(Source data)

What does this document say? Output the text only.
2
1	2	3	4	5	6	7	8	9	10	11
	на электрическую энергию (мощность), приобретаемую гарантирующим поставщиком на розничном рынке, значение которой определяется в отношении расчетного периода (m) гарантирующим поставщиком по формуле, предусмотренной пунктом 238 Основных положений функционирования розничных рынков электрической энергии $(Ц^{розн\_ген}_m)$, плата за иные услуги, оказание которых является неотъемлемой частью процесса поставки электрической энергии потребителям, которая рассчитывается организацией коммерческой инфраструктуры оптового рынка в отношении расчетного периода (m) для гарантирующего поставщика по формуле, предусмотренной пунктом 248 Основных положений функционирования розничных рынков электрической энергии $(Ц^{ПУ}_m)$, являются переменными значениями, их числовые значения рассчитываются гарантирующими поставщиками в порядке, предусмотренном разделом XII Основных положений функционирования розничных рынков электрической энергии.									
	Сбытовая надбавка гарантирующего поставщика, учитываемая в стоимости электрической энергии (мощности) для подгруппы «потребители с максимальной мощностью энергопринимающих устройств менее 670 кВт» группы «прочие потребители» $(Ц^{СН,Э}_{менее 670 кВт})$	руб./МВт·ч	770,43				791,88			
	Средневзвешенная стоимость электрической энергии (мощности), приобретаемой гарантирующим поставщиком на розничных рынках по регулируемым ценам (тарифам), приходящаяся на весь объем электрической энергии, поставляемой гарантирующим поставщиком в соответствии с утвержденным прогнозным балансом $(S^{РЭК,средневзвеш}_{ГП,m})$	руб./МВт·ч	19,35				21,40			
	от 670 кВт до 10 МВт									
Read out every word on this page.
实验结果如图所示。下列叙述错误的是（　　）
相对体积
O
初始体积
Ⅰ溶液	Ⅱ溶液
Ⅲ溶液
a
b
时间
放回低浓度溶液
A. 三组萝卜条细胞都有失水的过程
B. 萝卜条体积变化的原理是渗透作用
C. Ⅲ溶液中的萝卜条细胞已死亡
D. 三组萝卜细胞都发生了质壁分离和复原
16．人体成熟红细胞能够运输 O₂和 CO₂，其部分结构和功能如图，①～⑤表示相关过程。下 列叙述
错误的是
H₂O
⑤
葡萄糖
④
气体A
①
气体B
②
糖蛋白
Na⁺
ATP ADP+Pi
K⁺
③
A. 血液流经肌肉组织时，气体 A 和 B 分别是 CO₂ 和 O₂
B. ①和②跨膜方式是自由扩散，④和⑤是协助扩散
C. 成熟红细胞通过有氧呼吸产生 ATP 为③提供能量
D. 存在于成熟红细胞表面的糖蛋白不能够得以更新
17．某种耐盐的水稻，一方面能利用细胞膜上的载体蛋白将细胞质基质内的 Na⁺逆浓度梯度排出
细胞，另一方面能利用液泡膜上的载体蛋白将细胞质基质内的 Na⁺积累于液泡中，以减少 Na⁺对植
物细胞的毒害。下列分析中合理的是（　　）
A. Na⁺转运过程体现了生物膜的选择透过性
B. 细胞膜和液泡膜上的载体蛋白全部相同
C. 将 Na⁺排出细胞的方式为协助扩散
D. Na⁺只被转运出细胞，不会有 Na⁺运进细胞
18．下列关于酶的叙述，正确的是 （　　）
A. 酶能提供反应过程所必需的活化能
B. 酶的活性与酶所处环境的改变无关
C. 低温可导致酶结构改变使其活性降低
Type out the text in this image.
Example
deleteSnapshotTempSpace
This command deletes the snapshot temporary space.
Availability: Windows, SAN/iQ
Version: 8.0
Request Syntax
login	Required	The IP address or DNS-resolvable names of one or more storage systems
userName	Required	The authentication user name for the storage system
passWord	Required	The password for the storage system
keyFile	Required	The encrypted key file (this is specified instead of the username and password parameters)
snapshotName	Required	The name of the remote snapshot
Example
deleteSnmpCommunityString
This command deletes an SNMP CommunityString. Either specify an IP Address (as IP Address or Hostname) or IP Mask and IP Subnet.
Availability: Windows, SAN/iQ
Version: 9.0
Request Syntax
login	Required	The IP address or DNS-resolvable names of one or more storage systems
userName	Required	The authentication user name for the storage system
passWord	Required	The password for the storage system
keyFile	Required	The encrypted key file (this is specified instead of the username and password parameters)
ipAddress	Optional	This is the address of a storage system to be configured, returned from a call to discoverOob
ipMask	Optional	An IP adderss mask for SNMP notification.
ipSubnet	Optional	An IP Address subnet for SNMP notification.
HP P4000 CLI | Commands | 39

__What you are asked to do__: Take the entries above and copy them out exactly.

__Worked solution__:
What does this document say? Output the text only.
2
1	2	3	4	5	6	7	8	9	10	11
	на электрическую энергию (мощность), приобретаемую гарантирующим поставщиком на розничном рынке, значение которой определяется в отношении расчетного периода (m) гарантирующим поставщиком по формуле, предусмотренной пунктом 238 Основных положений функционирования розничных рынков электрической энергии $(Ц^{розн\_ген}_m)$, плата за иные услуги, оказание которых является неотъемлемой частью процесса поставки электрической энергии потребителям, которая рассчитывается организацией коммерческой инфраструктуры оптового рынка в отношении расчетного периода (m) для гарантирующего поставщика по формуле, предусмотренной пунктом 248 Основных положений функционирования розничных рынков электрической энергии $(Ц^{ПУ}_m)$, являются переменными значениями, их числовые значения рассчитываются гарантирующими поставщиками в порядке, предусмотренном разделом XII Основных положений функционирования розничных рынков электрической энергии.									
	Сбытовая надбавка гарантирующего поставщика, учитываемая в стоимости электрической энергии (мощности) для подгруппы «потребители с максимальной мощностью энергопринимающих устройств менее 670 кВт» группы «прочие потребители» $(Ц^{СН,Э}_{менее 670 кВт})$	руб./МВт·ч	770,43				791,88			
	Средневзвешенная стоимость электрической энергии (мощности), приобретаемой гарантирующим поставщиком на розничных рынках по регулируемым ценам (тарифам), приходящаяся на весь объем электрической энергии, поставляемой гарантирующим поставщиком в соответствии с утвержденным прогнозным балансом $(S^{РЭК,средневзвеш}_{ГП,m})$	руб./МВт·ч	19,35				21,40			
	от 670 кВт до 10 МВт									
Read out every word on this page.
实验结果如图所示。下列叙述错误的是（　　）
相对体积
O
初始体积
Ⅰ溶液	Ⅱ溶液
Ⅲ溶液
a
b
时间
放回低浓度溶液
A. 三组萝卜条细胞都有失水的过程
B. 萝卜条体积变化的原理是渗透作用
C. Ⅲ溶液中的萝卜条细胞已死亡
D. 三组萝卜细胞都发生了质壁分离和复原
16．人体成熟红细胞能够运输 O₂和 CO₂，其部分结构和功能如图，①～⑤表示相关过程。下 列叙述
错误的是
H₂O
⑤
葡萄糖
④
气体A
①
气体B
②
糖蛋白
Na⁺
ATP ADP+Pi
K⁺
③
A. 血液流经肌肉组织时，气体 A 和 B 分别是 CO₂ 和 O₂
B. ①和②跨膜方式是自由扩散，④和⑤是协助扩散
C. 成熟红细胞通过有氧呼吸产生 ATP 为③提供能量
D. 存在于成熟红细胞表面的糖蛋白不能够得以更新
17．某种耐盐的水稻，一方面能利用细胞膜上的载体蛋白将细胞质基质内的 Na⁺逆浓度梯度排出
细胞，另一方面能利用液泡膜上的载体蛋白将细胞质基质内的 Na⁺积累于液泡中，以减少 Na⁺对植
物细胞的毒害。下列分析中合理的是（　　）
A. Na⁺转运过程体现了生物膜的选择透过性
B. 细胞膜和液泡膜上的载体蛋白全部相同
C. 将 Na⁺排出细胞的方式为协助扩散
D. Na⁺只被转运出细胞，不会有 Na⁺运进细胞
18．下列关于酶的叙述，正确的是 （　　）
A. 酶能提供反应过程所必需的活化能
B. 酶的活性与酶所处环境的改变无关
C. 低温可导致酶结构改变使其活性降低
Type out the text in this image.
Example
deleteSnapshotTempSpace
This command deletes the snapshot temporary space.
Availability: Windows, SAN/iQ
Version: 8.0
Request Syntax
login	Required	The IP address or DNS-resolvable names of one or more storage systems
userName	Required	The authentication user name for the storage system
passWord	Required	The password for the storage system
keyFile	Required	The encrypted key file (this is specified instead of the username and password parameters)
snapshotName	Required	The name of the remote snapshot
Example
deleteSnmpCommunityString
This command deletes an SNMP CommunityString. Either specify an IP Address (as IP Address or Hostname) or IP Mask and IP Subnet.
Availability: Windows, SAN/iQ
Version: 9.0
Request Syntax
login	Required	The IP address or DNS-resolvable names of one or more storage systems
userName	Required	The authentication user name for the storage system
passWord	Required	The password for the storage system
keyFile	Required	The encrypted key file (this is specified instead of the username and password parameters)
ipAddress	Optional	This is the address of a storage system to be configured, returned from a call to discoverOob
ipMask	Optional	An IP adderss mask for SNMP notification.
ipSubnet	Optional	An IP Address subnet for SNMP notification.
HP P4000 CLI | Commands | 39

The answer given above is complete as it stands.